:: Task data
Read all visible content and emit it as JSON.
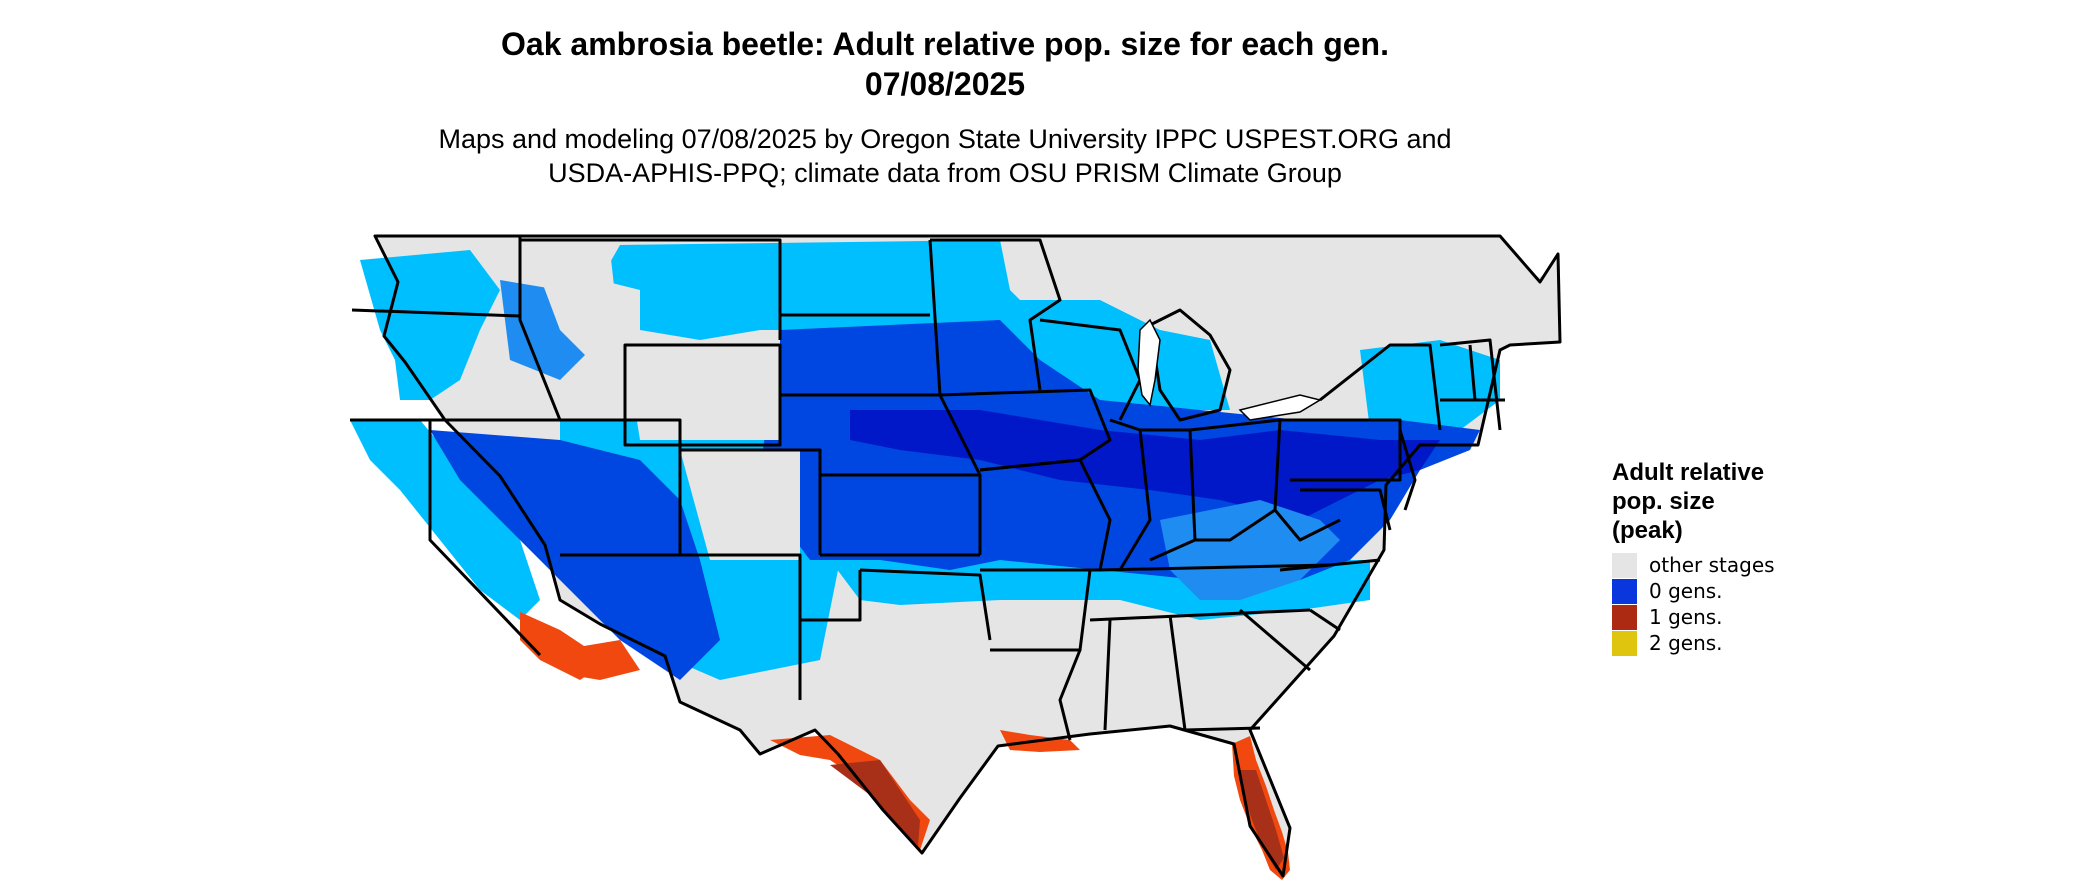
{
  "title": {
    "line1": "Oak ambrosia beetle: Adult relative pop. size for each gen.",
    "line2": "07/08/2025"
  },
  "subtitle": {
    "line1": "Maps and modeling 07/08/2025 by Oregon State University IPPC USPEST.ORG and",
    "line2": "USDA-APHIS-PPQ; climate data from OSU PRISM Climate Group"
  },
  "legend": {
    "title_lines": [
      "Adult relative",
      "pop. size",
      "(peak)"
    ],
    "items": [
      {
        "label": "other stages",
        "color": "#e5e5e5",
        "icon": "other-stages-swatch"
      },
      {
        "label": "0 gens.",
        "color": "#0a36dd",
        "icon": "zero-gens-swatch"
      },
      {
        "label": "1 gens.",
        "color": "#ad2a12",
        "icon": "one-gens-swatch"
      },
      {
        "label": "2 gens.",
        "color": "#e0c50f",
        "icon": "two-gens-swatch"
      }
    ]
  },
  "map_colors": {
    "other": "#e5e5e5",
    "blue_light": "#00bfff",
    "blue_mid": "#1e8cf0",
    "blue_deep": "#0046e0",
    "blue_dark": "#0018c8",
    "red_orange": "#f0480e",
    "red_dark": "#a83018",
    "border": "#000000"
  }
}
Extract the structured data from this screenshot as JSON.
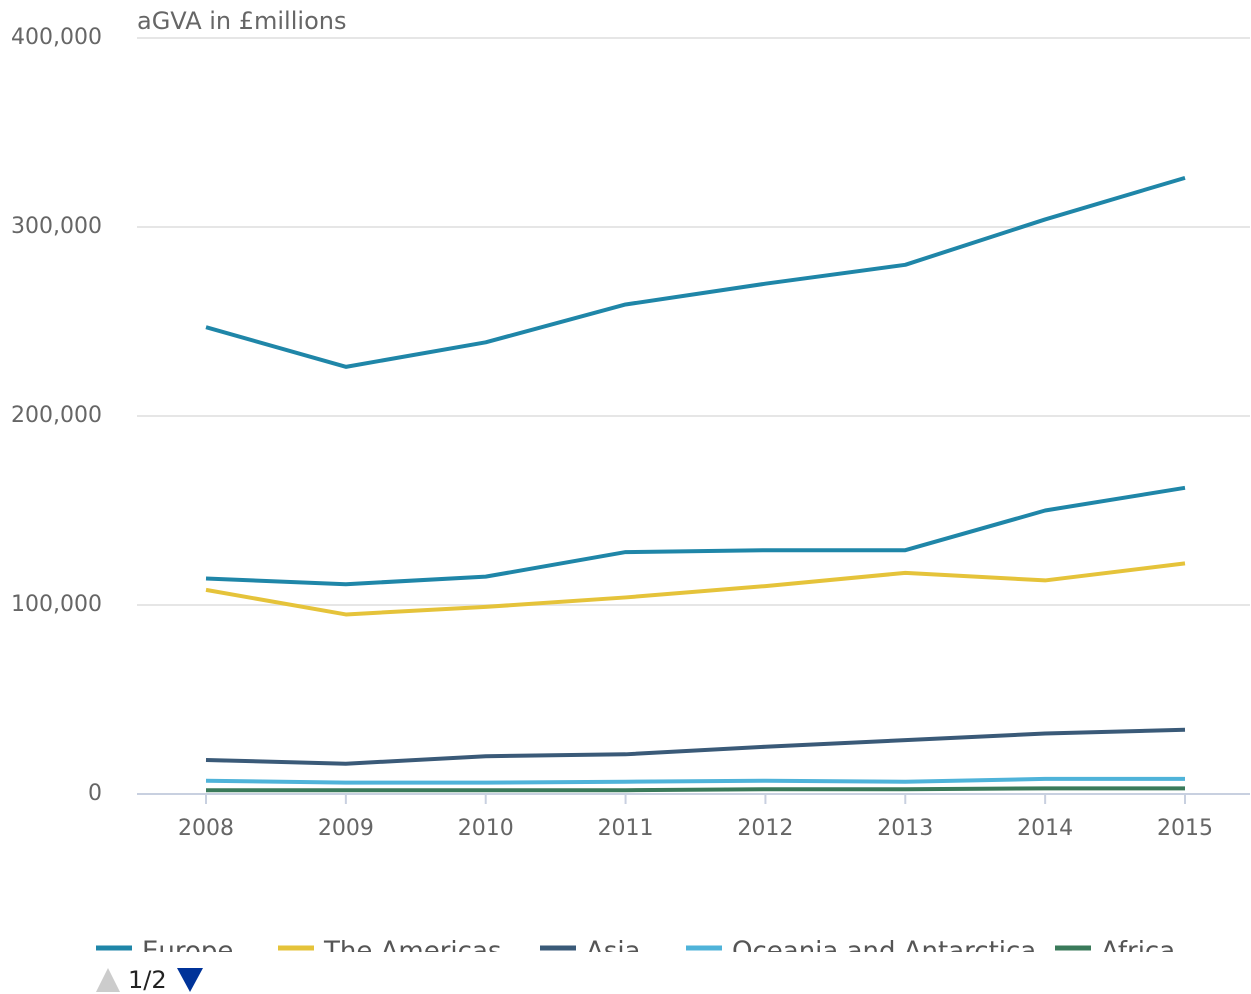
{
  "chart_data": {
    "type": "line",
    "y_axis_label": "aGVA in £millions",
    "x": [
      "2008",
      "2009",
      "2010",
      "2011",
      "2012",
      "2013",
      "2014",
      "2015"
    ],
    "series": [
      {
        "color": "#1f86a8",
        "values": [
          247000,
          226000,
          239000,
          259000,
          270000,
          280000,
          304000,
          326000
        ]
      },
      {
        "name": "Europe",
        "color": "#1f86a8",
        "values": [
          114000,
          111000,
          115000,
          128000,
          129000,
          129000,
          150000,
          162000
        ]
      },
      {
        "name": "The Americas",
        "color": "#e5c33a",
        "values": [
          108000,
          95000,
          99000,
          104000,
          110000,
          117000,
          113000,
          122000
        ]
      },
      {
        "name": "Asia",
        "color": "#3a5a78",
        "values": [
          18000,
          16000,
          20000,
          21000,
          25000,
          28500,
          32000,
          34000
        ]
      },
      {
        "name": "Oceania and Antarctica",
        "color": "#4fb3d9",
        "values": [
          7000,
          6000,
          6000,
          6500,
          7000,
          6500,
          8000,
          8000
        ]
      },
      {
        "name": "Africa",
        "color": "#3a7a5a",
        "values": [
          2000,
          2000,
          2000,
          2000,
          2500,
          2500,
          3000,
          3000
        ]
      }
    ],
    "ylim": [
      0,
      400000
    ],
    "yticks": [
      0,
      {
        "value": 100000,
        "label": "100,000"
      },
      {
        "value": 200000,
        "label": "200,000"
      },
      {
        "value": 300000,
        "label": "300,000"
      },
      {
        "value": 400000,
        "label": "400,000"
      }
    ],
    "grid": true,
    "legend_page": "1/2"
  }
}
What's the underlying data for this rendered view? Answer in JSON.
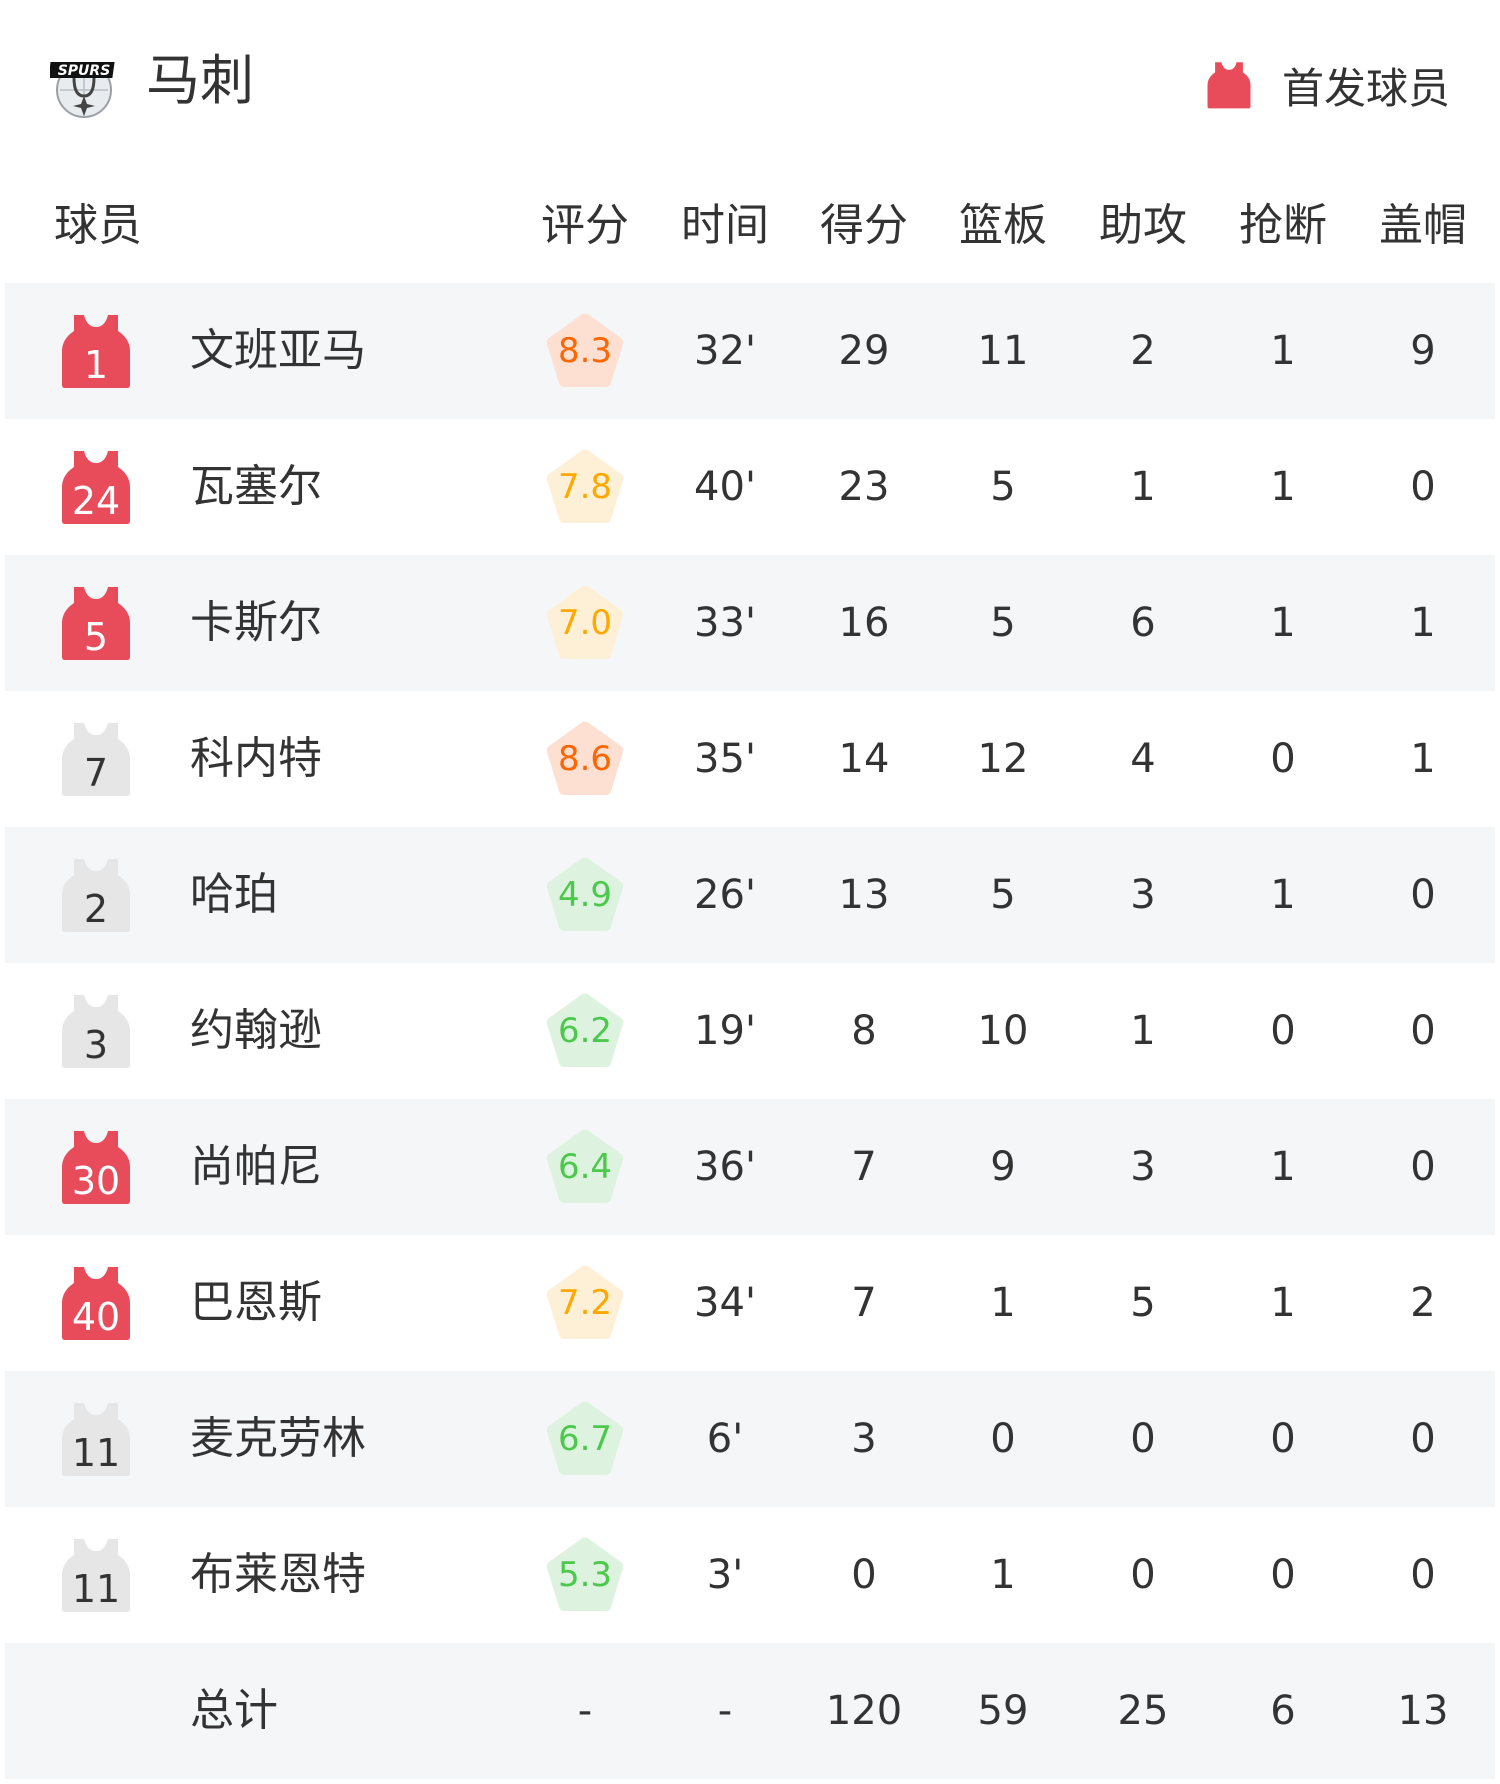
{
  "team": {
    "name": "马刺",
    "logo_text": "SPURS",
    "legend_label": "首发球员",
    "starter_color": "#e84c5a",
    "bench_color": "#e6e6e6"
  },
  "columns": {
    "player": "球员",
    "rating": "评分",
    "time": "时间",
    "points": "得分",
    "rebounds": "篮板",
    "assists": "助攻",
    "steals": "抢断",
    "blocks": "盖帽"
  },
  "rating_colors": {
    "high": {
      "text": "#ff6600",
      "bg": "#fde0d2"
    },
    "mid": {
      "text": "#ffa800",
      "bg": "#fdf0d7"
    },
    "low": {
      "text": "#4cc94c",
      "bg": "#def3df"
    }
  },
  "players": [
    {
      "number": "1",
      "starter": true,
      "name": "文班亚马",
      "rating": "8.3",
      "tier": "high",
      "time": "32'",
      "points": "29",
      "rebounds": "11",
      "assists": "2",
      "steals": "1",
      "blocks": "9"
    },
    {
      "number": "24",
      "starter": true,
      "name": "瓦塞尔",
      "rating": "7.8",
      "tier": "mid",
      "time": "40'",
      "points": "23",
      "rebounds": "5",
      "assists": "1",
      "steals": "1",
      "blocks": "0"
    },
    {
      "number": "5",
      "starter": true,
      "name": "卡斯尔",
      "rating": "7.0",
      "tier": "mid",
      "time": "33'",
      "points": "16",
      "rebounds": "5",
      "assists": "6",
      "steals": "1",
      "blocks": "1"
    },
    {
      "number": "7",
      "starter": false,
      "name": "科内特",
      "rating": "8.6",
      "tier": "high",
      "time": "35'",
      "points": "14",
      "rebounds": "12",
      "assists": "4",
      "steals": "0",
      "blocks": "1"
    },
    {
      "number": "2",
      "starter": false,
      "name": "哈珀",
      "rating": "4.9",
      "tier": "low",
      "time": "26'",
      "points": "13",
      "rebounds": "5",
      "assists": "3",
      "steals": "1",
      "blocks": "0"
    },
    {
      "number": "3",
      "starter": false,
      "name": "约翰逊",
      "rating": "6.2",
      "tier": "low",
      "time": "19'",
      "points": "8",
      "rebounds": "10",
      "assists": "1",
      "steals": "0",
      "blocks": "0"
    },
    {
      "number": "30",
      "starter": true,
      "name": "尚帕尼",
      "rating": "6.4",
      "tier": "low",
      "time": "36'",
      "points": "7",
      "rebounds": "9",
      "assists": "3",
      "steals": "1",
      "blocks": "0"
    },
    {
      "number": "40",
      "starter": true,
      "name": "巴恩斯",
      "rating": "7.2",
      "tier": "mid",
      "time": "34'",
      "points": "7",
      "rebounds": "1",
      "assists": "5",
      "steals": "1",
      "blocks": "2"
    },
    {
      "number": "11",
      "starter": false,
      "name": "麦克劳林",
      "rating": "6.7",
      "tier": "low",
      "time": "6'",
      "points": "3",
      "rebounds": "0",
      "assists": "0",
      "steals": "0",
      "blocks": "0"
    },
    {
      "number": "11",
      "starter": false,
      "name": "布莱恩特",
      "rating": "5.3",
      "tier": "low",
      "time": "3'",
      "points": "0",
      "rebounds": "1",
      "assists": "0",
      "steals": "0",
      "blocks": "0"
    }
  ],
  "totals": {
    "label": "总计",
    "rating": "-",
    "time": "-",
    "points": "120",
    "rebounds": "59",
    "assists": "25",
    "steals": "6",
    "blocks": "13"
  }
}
::::
» Challenge
For this exercise, gather every line of the data that contains the word "icon".

» Written answer
        "icon": "other-stages-swatch"
        "icon": "zero-gens-swatch"
        "icon": "one-gens-swatch"
        "icon": "two-gens-swatch"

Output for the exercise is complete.